Material provided:
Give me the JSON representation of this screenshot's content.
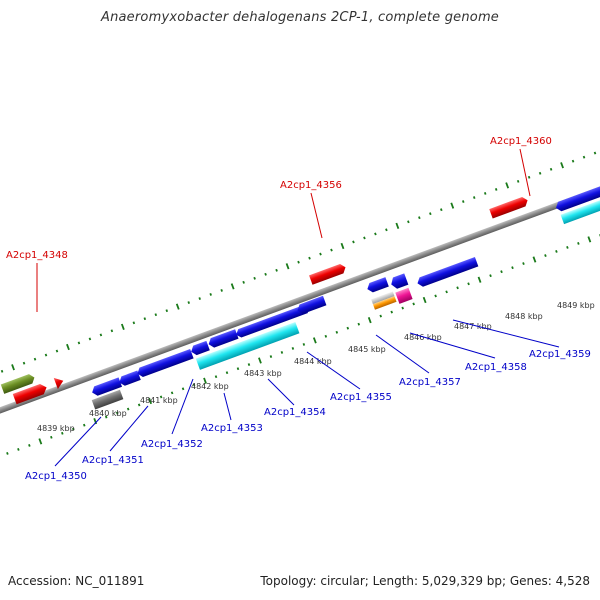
{
  "title": "Anaeromyxobacter dehalogenans 2CP-1, complete genome",
  "footer": {
    "accession": "Accession: NC_011891",
    "summary": "Topology: circular; Length: 5,029,329 bp; Genes: 4,528"
  },
  "colors": {
    "forward_label": "#d40000",
    "reverse_label": "#0000c8",
    "backbone": "#8c8c8c",
    "tick": "#1a7a1a"
  },
  "scale_ticks": [
    {
      "label": "4839 kbp"
    },
    {
      "label": "4840 kbp"
    },
    {
      "label": "4841 kbp"
    },
    {
      "label": "4842 kbp"
    },
    {
      "label": "4843 kbp"
    },
    {
      "label": "4844 kbp"
    },
    {
      "label": "4845 kbp"
    },
    {
      "label": "4846 kbp"
    },
    {
      "label": "4847 kbp"
    },
    {
      "label": "4848 kbp"
    },
    {
      "label": "4849 kbp"
    }
  ],
  "forward_gene_labels": [
    {
      "text": "A2cp1_4348"
    },
    {
      "text": "A2cp1_4356"
    },
    {
      "text": "A2cp1_4360"
    }
  ],
  "reverse_gene_labels": [
    {
      "text": "A2cp1_4350"
    },
    {
      "text": "A2cp1_4351"
    },
    {
      "text": "A2cp1_4352"
    },
    {
      "text": "A2cp1_4353"
    },
    {
      "text": "A2cp1_4354"
    },
    {
      "text": "A2cp1_4355"
    },
    {
      "text": "A2cp1_4357"
    },
    {
      "text": "A2cp1_4358"
    },
    {
      "text": "A2cp1_4359"
    }
  ]
}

Requirement:
Would you return the records exactly, keeping out every picture?

Exercise result:
Give me the JSON representation of this screenshot's content.
{
  "title": "Anaeromyxobacter dehalogenans 2CP-1, complete genome",
  "footer": {
    "accession": "Accession: NC_011891",
    "summary": "Topology: circular; Length: 5,029,329 bp; Genes: 4,528"
  },
  "colors": {
    "forward_label": "#d40000",
    "reverse_label": "#0000c8",
    "backbone": "#8c8c8c",
    "tick": "#1a7a1a"
  },
  "scale_ticks": [
    {
      "label": "4839 kbp"
    },
    {
      "label": "4840 kbp"
    },
    {
      "label": "4841 kbp"
    },
    {
      "label": "4842 kbp"
    },
    {
      "label": "4843 kbp"
    },
    {
      "label": "4844 kbp"
    },
    {
      "label": "4845 kbp"
    },
    {
      "label": "4846 kbp"
    },
    {
      "label": "4847 kbp"
    },
    {
      "label": "4848 kbp"
    },
    {
      "label": "4849 kbp"
    }
  ],
  "forward_gene_labels": [
    {
      "text": "A2cp1_4348"
    },
    {
      "text": "A2cp1_4356"
    },
    {
      "text": "A2cp1_4360"
    }
  ],
  "reverse_gene_labels": [
    {
      "text": "A2cp1_4350"
    },
    {
      "text": "A2cp1_4351"
    },
    {
      "text": "A2cp1_4352"
    },
    {
      "text": "A2cp1_4353"
    },
    {
      "text": "A2cp1_4354"
    },
    {
      "text": "A2cp1_4355"
    },
    {
      "text": "A2cp1_4357"
    },
    {
      "text": "A2cp1_4358"
    },
    {
      "text": "A2cp1_4359"
    }
  ]
}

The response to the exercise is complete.